## Exercise goal
Restate the entries below word for word, omitting nothing.

(A block of data)
* begin *
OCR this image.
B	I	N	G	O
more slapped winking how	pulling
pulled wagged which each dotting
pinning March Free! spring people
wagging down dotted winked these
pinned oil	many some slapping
* end *
## Task response
OCR this image.
B	I	N	G	O
more slapped winking how	pulling
pulled wagged which each dotting
pinning March Free! spring people
wagging down dotted winked these
pinned oil	many some slapping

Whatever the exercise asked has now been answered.